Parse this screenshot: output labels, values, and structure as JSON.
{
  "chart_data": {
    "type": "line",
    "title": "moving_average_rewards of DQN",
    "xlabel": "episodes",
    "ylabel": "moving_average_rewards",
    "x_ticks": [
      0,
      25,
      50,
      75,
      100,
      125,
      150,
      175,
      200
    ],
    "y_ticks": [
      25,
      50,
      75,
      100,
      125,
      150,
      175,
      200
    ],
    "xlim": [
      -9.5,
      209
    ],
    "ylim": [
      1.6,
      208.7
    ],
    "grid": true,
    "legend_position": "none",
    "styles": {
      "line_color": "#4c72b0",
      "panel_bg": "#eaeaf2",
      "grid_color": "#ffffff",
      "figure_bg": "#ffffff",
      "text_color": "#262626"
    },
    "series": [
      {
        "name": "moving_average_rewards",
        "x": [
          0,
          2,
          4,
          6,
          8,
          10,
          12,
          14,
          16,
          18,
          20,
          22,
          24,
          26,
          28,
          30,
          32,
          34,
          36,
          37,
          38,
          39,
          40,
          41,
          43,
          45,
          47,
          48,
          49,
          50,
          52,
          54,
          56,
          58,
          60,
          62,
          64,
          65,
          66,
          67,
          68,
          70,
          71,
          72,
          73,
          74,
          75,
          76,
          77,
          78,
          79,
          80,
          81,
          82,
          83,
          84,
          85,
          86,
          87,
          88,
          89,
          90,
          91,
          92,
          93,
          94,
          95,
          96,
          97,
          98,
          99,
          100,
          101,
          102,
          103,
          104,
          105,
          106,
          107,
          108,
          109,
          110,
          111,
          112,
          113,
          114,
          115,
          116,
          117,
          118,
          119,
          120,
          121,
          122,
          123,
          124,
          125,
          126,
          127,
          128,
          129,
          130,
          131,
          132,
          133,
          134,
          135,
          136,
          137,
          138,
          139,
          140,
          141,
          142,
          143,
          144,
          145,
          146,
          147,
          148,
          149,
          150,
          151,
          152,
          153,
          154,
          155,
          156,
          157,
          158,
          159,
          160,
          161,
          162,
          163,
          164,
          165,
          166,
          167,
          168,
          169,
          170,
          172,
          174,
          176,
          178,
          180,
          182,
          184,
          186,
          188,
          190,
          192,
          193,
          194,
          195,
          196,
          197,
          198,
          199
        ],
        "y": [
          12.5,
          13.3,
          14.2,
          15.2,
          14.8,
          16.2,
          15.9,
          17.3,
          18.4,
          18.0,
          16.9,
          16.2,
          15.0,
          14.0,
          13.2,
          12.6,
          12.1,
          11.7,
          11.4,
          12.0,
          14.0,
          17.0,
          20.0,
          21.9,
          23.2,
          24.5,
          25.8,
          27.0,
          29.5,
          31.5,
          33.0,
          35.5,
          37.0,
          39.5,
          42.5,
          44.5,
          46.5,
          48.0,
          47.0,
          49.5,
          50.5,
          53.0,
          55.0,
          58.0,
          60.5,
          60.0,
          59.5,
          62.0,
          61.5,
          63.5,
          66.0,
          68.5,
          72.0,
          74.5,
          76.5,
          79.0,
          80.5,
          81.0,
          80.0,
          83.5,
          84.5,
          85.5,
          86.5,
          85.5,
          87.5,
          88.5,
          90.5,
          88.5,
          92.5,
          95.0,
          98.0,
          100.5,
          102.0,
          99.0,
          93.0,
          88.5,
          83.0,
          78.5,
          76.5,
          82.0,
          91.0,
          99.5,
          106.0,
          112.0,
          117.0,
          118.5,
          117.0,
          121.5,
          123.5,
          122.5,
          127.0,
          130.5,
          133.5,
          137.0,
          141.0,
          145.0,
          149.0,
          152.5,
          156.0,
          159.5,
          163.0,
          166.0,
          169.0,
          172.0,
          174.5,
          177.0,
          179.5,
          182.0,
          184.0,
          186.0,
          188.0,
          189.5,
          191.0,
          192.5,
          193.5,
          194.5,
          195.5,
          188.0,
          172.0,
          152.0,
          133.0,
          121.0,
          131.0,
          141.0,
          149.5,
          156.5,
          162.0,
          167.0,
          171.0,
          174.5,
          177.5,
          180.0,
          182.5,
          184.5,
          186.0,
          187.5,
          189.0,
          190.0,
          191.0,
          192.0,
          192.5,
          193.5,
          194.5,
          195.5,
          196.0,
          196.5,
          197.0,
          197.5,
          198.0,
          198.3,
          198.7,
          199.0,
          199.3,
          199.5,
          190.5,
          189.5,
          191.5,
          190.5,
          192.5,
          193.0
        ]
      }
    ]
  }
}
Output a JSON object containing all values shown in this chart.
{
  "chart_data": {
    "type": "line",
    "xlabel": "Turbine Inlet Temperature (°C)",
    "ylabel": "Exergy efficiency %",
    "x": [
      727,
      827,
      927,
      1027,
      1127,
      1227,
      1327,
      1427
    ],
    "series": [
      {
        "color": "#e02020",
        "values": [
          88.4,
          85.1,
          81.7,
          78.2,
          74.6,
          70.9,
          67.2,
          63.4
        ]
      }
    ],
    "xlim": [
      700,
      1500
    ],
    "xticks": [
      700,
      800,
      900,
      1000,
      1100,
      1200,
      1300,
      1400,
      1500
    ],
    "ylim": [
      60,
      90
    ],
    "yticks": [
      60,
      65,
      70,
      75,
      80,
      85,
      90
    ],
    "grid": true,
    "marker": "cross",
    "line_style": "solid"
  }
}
::::::::::
▶ [WORK TO BE COMPLETED]: Take the line holding "Output a JSON" and all lines after it through the end of the data, and set them down exactly.

▶ [SOLUTION FOR THIS EXERCISE]:
Output a JSON object containing all values shown in this chart.
{
  "chart_data": {
    "type": "line",
    "xlabel": "Turbine Inlet Temperature (°C)",
    "ylabel": "Exergy efficiency %",
    "x": [
      727,
      827,
      927,
      1027,
      1127,
      1227,
      1327,
      1427
    ],
    "series": [
      {
        "color": "#e02020",
        "values": [
          88.4,
          85.1,
          81.7,
          78.2,
          74.6,
          70.9,
          67.2,
          63.4
        ]
      }
    ],
    "xlim": [
      700,
      1500
    ],
    "xticks": [
      700,
      800,
      900,
      1000,
      1100,
      1200,
      1300,
      1400,
      1500
    ],
    "ylim": [
      60,
      90
    ],
    "yticks": [
      60,
      65,
      70,
      75,
      80,
      85,
      90
    ],
    "grid": true,
    "marker": "cross",
    "line_style": "solid"
  }
}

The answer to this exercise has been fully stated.